━━━ EXCERPTED DATA

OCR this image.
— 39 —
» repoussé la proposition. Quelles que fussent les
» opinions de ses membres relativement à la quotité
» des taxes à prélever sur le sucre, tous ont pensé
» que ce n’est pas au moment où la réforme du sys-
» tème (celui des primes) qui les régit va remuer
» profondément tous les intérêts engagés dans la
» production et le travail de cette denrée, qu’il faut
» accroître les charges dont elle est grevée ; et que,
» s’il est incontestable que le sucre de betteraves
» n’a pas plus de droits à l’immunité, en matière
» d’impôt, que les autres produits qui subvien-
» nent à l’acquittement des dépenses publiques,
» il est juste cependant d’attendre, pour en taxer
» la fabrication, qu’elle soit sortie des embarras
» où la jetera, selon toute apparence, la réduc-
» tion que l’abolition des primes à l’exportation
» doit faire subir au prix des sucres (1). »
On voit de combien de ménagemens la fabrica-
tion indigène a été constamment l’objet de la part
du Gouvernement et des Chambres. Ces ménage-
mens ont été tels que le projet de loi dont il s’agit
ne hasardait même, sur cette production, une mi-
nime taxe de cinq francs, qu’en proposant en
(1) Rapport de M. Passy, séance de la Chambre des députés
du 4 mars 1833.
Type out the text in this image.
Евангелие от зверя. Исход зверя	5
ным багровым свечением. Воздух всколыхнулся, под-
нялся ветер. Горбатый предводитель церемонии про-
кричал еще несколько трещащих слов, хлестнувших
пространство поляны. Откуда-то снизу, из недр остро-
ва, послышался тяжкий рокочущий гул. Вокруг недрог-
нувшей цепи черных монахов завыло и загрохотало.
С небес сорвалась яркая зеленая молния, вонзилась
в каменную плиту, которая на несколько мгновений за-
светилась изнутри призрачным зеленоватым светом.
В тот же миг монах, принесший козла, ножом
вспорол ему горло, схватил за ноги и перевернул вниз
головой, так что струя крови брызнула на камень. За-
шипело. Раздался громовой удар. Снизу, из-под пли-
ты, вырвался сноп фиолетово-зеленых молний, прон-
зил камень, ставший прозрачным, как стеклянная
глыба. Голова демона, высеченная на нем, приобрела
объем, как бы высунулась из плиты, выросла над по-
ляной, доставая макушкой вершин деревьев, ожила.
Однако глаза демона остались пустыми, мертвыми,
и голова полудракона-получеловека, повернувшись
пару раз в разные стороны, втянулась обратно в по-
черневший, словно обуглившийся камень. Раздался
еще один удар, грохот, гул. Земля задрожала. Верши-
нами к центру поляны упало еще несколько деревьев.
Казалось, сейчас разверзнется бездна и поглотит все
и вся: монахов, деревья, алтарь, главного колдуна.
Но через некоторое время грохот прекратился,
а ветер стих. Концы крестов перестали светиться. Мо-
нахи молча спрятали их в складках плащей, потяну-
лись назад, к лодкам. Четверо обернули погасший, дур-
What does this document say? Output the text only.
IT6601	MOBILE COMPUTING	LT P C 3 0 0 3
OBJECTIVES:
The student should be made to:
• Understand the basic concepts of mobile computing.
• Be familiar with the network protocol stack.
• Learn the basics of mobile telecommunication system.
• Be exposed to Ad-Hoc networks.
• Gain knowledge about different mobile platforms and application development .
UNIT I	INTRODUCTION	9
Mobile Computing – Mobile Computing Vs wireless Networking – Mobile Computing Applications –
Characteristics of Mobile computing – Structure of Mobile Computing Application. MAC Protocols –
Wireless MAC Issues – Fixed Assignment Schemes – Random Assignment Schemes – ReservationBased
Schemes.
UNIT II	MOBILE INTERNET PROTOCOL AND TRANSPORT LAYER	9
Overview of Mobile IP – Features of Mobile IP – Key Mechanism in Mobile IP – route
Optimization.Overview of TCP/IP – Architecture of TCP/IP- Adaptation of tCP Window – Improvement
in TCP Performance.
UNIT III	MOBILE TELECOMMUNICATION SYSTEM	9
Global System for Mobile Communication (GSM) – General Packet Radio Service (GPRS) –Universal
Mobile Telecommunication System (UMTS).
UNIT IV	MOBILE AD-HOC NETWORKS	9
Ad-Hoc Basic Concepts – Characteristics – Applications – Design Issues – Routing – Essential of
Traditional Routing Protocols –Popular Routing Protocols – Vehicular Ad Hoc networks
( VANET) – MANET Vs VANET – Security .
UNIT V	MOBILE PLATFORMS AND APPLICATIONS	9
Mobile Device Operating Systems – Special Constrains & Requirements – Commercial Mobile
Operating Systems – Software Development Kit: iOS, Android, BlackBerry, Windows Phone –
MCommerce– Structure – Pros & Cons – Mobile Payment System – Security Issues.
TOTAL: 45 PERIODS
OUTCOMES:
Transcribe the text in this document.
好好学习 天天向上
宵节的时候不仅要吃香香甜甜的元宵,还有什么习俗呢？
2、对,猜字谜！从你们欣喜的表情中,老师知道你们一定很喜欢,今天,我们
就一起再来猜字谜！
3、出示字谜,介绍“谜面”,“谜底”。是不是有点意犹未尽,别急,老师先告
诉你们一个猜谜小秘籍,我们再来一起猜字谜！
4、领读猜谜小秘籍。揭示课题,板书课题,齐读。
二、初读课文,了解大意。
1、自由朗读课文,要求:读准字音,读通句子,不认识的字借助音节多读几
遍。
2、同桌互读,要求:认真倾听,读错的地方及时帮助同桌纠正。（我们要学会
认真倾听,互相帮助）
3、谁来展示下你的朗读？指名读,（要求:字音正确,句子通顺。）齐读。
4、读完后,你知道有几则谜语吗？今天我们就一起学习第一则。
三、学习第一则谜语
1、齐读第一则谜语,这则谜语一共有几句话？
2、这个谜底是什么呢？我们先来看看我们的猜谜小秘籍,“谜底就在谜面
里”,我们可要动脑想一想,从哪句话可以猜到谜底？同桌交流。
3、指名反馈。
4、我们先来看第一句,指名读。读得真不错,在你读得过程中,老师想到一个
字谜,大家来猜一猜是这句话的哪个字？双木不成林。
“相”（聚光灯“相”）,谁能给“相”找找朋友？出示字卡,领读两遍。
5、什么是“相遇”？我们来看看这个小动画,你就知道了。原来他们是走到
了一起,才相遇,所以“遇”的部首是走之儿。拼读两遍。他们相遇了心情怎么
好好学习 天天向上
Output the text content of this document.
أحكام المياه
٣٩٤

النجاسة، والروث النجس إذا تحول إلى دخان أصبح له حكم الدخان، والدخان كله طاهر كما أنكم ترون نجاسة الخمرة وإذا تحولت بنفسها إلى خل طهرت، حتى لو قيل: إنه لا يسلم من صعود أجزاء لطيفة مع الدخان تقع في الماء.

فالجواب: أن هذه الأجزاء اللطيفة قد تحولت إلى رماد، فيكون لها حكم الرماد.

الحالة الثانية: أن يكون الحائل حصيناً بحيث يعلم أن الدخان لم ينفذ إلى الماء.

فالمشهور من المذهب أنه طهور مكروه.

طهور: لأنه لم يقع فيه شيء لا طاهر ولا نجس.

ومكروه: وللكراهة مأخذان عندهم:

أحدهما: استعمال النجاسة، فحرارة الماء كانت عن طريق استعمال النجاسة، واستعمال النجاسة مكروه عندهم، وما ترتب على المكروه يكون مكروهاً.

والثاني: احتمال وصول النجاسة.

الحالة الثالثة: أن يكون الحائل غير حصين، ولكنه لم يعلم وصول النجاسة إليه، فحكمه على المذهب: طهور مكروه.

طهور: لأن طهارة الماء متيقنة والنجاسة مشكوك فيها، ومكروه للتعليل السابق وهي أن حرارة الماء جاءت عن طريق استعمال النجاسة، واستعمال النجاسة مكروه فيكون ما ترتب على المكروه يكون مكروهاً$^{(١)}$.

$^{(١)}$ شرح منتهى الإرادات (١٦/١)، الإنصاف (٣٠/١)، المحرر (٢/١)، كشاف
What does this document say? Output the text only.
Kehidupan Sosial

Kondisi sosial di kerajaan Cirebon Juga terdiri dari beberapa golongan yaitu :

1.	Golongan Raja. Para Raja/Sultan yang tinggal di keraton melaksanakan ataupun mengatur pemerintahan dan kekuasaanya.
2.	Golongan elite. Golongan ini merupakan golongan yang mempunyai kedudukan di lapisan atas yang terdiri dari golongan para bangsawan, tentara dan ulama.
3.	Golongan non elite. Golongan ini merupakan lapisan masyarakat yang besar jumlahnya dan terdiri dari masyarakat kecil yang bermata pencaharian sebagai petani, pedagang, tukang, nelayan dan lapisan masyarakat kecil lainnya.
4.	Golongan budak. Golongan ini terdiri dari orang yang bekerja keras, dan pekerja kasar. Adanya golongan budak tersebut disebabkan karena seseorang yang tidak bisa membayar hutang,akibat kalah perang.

━━━━━━

### WHAT IS NEEDED
Your task is to gather all lines from the entries above that hold the word "ветер".

### RESULT OF THIS TASK
нялся ветер. Горбатый предводитель церемонии про-
а ветер стих. Концы крестов перестали светиться. Мо-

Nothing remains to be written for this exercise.